What follows is a listing; restate every line of it word for word.

(Stored items)
BEGIN
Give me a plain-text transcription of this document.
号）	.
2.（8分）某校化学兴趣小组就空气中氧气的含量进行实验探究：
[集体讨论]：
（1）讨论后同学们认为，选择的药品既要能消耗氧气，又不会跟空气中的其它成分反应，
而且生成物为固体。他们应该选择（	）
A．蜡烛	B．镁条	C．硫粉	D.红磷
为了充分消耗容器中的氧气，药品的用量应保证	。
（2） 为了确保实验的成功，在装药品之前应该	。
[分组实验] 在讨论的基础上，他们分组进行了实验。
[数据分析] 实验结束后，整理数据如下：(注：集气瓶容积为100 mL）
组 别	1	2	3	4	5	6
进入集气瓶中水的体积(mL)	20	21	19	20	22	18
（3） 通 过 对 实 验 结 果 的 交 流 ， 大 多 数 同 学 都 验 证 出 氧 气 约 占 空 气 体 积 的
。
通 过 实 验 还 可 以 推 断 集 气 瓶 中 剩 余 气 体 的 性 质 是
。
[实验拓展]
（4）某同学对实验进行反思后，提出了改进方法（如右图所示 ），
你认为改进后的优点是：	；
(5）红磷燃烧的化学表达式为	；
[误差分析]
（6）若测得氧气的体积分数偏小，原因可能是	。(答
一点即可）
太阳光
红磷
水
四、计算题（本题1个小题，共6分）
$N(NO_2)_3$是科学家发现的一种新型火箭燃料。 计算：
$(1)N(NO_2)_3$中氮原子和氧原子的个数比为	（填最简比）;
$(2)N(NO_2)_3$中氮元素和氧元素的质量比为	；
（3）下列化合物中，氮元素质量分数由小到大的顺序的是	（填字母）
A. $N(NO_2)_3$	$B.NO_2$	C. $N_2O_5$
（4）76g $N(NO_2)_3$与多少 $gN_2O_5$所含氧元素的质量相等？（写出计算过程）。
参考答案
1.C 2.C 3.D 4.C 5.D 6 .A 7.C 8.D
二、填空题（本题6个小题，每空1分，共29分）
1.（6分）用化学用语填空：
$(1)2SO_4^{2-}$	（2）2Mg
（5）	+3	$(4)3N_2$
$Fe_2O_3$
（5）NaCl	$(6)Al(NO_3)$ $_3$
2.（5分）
END
Solution to this exercise ->
Give me a plain-text transcription of this document.
号）	.
2.（8分）某校化学兴趣小组就空气中氧气的含量进行实验探究：
[集体讨论]：
（1）讨论后同学们认为，选择的药品既要能消耗氧气，又不会跟空气中的其它成分反应，
而且生成物为固体。他们应该选择（	）
A．蜡烛	B．镁条	C．硫粉	D.红磷
为了充分消耗容器中的氧气，药品的用量应保证	。
（2） 为了确保实验的成功，在装药品之前应该	。
[分组实验] 在讨论的基础上，他们分组进行了实验。
[数据分析] 实验结束后，整理数据如下：(注：集气瓶容积为100 mL）
组 别	1	2	3	4	5	6
进入集气瓶中水的体积(mL)	20	21	19	20	22	18
（3） 通 过 对 实 验 结 果 的 交 流 ， 大 多 数 同 学 都 验 证 出 氧 气 约 占 空 气 体 积 的
。
通 过 实 验 还 可 以 推 断 集 气 瓶 中 剩 余 气 体 的 性 质 是
。
[实验拓展]
（4）某同学对实验进行反思后，提出了改进方法（如右图所示 ），
你认为改进后的优点是：	；
(5）红磷燃烧的化学表达式为	；
[误差分析]
（6）若测得氧气的体积分数偏小，原因可能是	。(答
一点即可）
太阳光
红磷
水
四、计算题（本题1个小题，共6分）
$N(NO_2)_3$是科学家发现的一种新型火箭燃料。 计算：
$(1)N(NO_2)_3$中氮原子和氧原子的个数比为	（填最简比）;
$(2)N(NO_2)_3$中氮元素和氧元素的质量比为	；
（3）下列化合物中，氮元素质量分数由小到大的顺序的是	（填字母）
A. $N(NO_2)_3$	$B.NO_2$	C. $N_2O_5$
（4）76g $N(NO_2)_3$与多少 $gN_2O_5$所含氧元素的质量相等？（写出计算过程）。
参考答案
1.C 2.C 3.D 4.C 5.D 6 .A 7.C 8.D
二、填空题（本题6个小题，每空1分，共29分）
1.（6分）用化学用语填空：
$(1)2SO_4^{2-}$	（2）2Mg
（5）	+3	$(4)3N_2$
$Fe_2O_3$
（5）NaCl	$(6)Al(NO_3)$ $_3$
2.（5分）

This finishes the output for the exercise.